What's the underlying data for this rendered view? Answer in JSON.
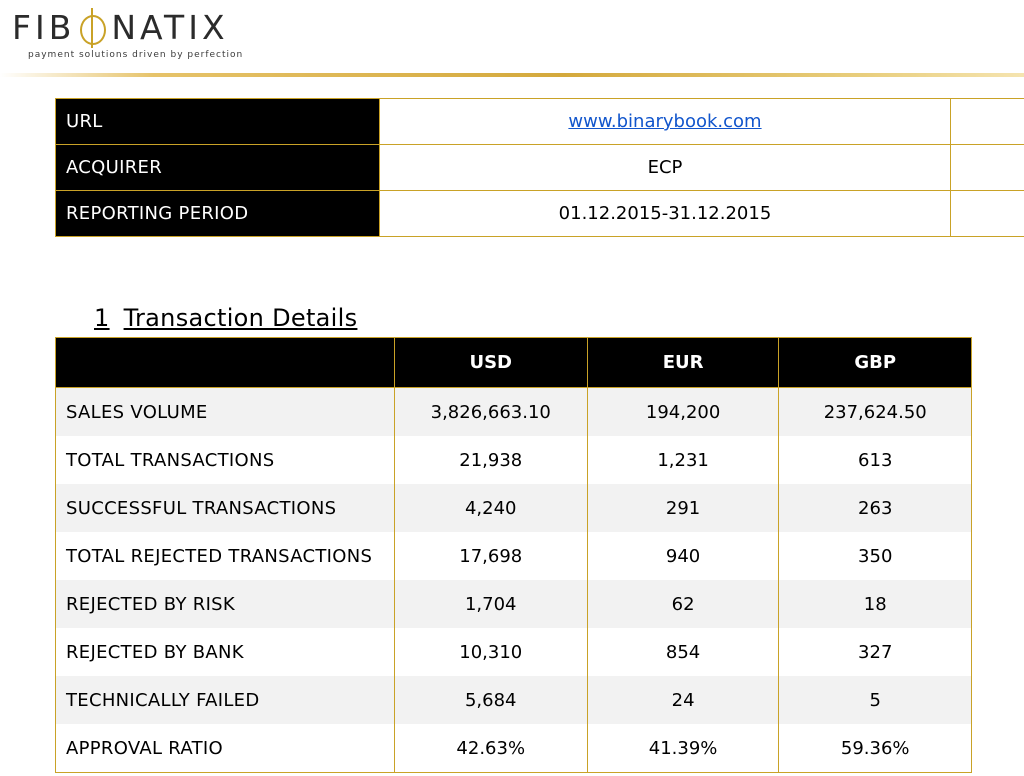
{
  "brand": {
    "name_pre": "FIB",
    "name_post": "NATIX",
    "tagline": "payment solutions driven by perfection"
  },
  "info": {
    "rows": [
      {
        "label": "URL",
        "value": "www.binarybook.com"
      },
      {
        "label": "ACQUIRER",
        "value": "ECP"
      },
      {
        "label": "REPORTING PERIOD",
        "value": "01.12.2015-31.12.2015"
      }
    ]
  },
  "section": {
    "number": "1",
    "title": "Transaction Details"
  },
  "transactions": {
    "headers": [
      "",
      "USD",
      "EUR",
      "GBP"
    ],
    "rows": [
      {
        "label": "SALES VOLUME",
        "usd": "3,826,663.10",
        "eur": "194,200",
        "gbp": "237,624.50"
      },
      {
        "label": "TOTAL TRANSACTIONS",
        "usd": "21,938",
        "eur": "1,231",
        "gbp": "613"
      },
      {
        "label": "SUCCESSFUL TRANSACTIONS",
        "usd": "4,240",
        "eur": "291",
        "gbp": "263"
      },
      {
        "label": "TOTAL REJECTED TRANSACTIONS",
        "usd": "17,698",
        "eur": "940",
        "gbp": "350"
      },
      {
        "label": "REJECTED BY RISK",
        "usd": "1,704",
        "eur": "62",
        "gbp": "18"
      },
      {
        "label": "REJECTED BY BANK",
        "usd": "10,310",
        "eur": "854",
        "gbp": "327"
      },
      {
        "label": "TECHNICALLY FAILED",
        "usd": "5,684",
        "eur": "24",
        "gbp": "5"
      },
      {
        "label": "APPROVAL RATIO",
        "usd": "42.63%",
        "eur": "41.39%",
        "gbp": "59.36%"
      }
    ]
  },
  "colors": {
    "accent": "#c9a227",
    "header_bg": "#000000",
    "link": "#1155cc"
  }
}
┄┄┄┄┄┄
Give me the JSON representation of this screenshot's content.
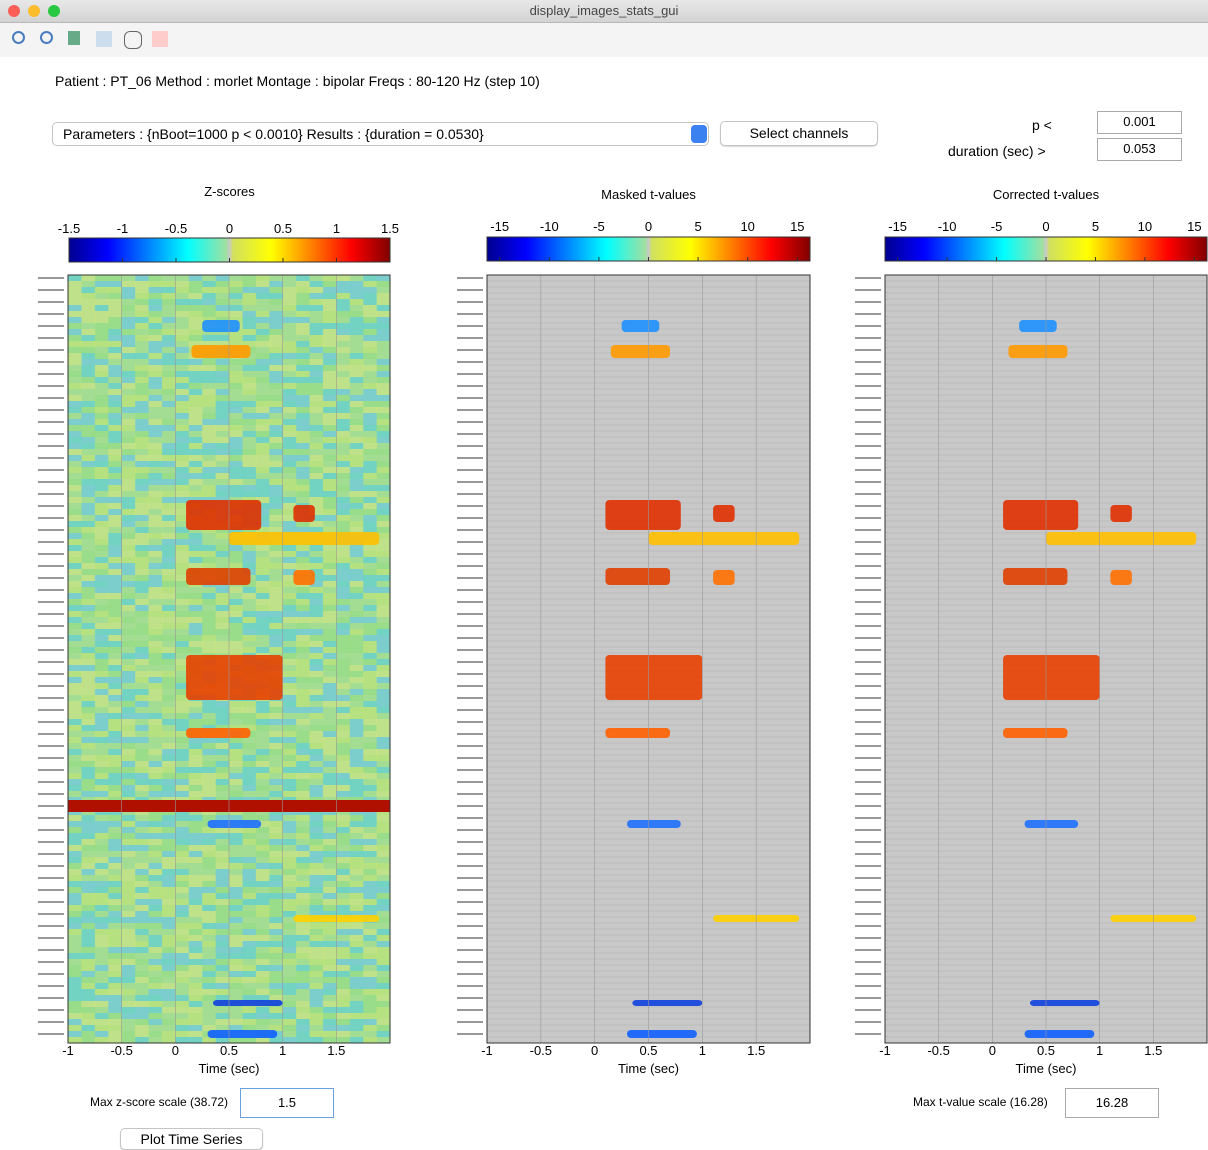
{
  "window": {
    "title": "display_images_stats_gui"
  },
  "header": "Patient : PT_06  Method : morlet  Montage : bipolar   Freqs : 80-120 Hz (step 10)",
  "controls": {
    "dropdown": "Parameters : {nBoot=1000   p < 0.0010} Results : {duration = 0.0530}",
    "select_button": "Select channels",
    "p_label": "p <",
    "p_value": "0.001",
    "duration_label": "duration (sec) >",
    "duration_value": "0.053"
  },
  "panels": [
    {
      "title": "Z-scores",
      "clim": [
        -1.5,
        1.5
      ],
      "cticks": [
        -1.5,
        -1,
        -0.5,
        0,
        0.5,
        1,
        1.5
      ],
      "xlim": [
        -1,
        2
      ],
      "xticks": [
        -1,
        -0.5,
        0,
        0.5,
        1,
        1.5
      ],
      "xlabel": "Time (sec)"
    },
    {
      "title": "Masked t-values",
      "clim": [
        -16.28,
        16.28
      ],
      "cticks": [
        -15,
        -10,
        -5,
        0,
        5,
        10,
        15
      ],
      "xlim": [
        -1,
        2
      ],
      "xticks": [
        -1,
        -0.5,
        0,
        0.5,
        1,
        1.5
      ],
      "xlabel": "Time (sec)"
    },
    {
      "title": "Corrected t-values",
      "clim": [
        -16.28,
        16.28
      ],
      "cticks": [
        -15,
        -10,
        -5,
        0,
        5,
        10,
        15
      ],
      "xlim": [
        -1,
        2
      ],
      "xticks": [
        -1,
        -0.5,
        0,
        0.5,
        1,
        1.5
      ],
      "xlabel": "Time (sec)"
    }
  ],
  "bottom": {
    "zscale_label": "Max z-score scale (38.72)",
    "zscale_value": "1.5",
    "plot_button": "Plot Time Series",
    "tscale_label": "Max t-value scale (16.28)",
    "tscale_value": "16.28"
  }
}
┄┄┄┄┄┄
What is asked
List all lines in the material containing the string "JSON".

Answer to this task
What's the underlying data for this rendered view? Answer in JSON.
Give me the JSON representation of this screenshot's content.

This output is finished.